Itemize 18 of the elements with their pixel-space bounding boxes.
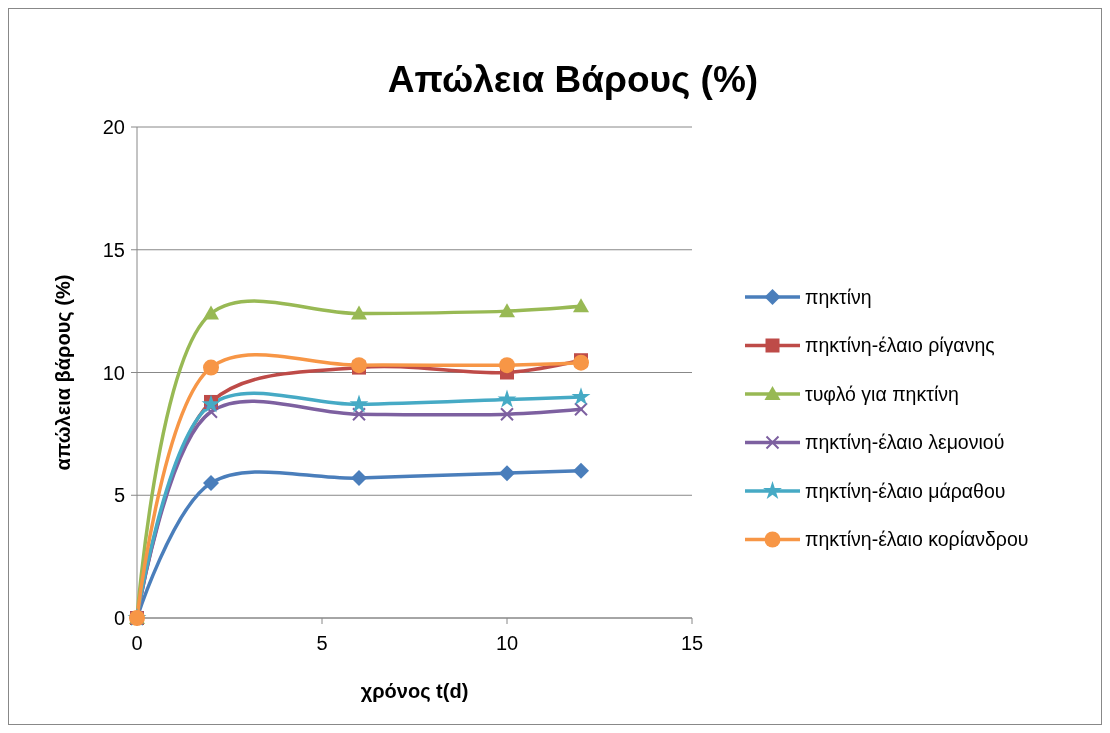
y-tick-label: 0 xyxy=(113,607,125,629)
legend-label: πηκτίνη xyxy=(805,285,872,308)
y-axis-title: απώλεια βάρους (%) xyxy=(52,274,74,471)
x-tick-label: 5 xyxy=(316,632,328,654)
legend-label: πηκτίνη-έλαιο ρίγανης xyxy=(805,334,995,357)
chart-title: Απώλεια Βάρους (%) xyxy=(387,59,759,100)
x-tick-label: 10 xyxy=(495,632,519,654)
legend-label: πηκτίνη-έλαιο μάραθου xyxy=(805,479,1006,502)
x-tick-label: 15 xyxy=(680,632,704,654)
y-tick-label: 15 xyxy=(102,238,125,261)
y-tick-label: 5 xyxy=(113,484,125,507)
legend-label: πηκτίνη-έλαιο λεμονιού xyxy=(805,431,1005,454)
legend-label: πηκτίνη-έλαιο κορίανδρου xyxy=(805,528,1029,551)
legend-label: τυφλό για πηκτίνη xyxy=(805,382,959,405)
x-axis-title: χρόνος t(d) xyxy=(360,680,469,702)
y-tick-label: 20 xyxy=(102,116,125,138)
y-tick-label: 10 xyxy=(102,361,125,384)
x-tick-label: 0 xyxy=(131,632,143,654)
|---|
**GOAL OF THE EXERCISE:**
Rewrite all of the items above with every "legend-label" changed to "legend-entry", keeping everything else the same and leaving out the pictures.

**SOLUTION BELOW:**
Itemize 18 of the elements with their pixel-space bounding boxes.
y-tick-label: 0 xyxy=(113,607,125,629)
legend-entry: πηκτίνη xyxy=(805,285,872,308)
y-axis-title: απώλεια βάρους (%) xyxy=(52,274,74,471)
x-tick-label: 5 xyxy=(316,632,328,654)
legend-entry: πηκτίνη-έλαιο ρίγανης xyxy=(805,334,995,357)
chart-title: Απώλεια Βάρους (%) xyxy=(387,59,759,100)
x-tick-label: 10 xyxy=(495,632,519,654)
legend-entry: πηκτίνη-έλαιο μάραθου xyxy=(805,479,1006,502)
x-tick-label: 15 xyxy=(680,632,704,654)
y-tick-label: 15 xyxy=(102,238,125,261)
y-tick-label: 5 xyxy=(113,484,125,507)
legend-entry: πηκτίνη-έλαιο λεμονιού xyxy=(805,431,1005,454)
legend-entry: πηκτίνη-έλαιο κορίανδρου xyxy=(805,528,1029,551)
legend-entry: τυφλό για πηκτίνη xyxy=(805,382,959,405)
x-axis-title: χρόνος t(d) xyxy=(360,680,469,702)
y-tick-label: 20 xyxy=(102,116,125,138)
y-tick-label: 10 xyxy=(102,361,125,384)
x-tick-label: 0 xyxy=(131,632,143,654)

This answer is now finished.